▸ **Task objective**: Each entry must appear again exactly as it does in the source.
--------------------
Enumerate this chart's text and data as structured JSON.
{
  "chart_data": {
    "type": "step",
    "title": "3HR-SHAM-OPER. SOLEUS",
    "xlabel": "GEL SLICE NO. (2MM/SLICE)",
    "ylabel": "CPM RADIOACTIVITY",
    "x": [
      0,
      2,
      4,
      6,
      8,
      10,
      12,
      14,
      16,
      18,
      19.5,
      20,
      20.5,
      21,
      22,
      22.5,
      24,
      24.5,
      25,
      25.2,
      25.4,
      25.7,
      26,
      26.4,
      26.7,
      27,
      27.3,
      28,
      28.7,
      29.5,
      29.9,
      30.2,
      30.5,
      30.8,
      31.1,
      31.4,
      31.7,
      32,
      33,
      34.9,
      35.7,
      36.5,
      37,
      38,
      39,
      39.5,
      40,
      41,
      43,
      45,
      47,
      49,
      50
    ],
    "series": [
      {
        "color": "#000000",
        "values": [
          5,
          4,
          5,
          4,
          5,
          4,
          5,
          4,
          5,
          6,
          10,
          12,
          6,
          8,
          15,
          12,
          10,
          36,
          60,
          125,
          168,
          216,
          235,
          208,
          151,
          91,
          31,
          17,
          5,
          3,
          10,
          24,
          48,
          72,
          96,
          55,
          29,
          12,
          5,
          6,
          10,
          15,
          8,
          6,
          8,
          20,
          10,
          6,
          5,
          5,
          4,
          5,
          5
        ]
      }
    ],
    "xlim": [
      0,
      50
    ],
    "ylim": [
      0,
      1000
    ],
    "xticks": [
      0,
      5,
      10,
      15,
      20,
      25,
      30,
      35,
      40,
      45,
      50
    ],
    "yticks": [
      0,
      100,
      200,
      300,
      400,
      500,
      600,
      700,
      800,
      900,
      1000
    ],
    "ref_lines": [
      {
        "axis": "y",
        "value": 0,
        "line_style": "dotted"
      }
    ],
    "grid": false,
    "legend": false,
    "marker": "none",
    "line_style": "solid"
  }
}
--------------------
▸ **Final result**:
Enumerate this chart's text and data as structured JSON.
{
  "chart_data": {
    "type": "step",
    "title": "3HR-SHAM-OPER. SOLEUS",
    "xlabel": "GEL SLICE NO. (2MM/SLICE)",
    "ylabel": "CPM RADIOACTIVITY",
    "x": [
      0,
      2,
      4,
      6,
      8,
      10,
      12,
      14,
      16,
      18,
      19.5,
      20,
      20.5,
      21,
      22,
      22.5,
      24,
      24.5,
      25,
      25.2,
      25.4,
      25.7,
      26,
      26.4,
      26.7,
      27,
      27.3,
      28,
      28.7,
      29.5,
      29.9,
      30.2,
      30.5,
      30.8,
      31.1,
      31.4,
      31.7,
      32,
      33,
      34.9,
      35.7,
      36.5,
      37,
      38,
      39,
      39.5,
      40,
      41,
      43,
      45,
      47,
      49,
      50
    ],
    "series": [
      {
        "color": "#000000",
        "values": [
          5,
          4,
          5,
          4,
          5,
          4,
          5,
          4,
          5,
          6,
          10,
          12,
          6,
          8,
          15,
          12,
          10,
          36,
          60,
          125,
          168,
          216,
          235,
          208,
          151,
          91,
          31,
          17,
          5,
          3,
          10,
          24,
          48,
          72,
          96,
          55,
          29,
          12,
          5,
          6,
          10,
          15,
          8,
          6,
          8,
          20,
          10,
          6,
          5,
          5,
          4,
          5,
          5
        ]
      }
    ],
    "xlim": [
      0,
      50
    ],
    "ylim": [
      0,
      1000
    ],
    "xticks": [
      0,
      5,
      10,
      15,
      20,
      25,
      30,
      35,
      40,
      45,
      50
    ],
    "yticks": [
      0,
      100,
      200,
      300,
      400,
      500,
      600,
      700,
      800,
      900,
      1000
    ],
    "ref_lines": [
      {
        "axis": "y",
        "value": 0,
        "line_style": "dotted"
      }
    ],
    "grid": false,
    "legend": false,
    "marker": "none",
    "line_style": "solid"
  }
}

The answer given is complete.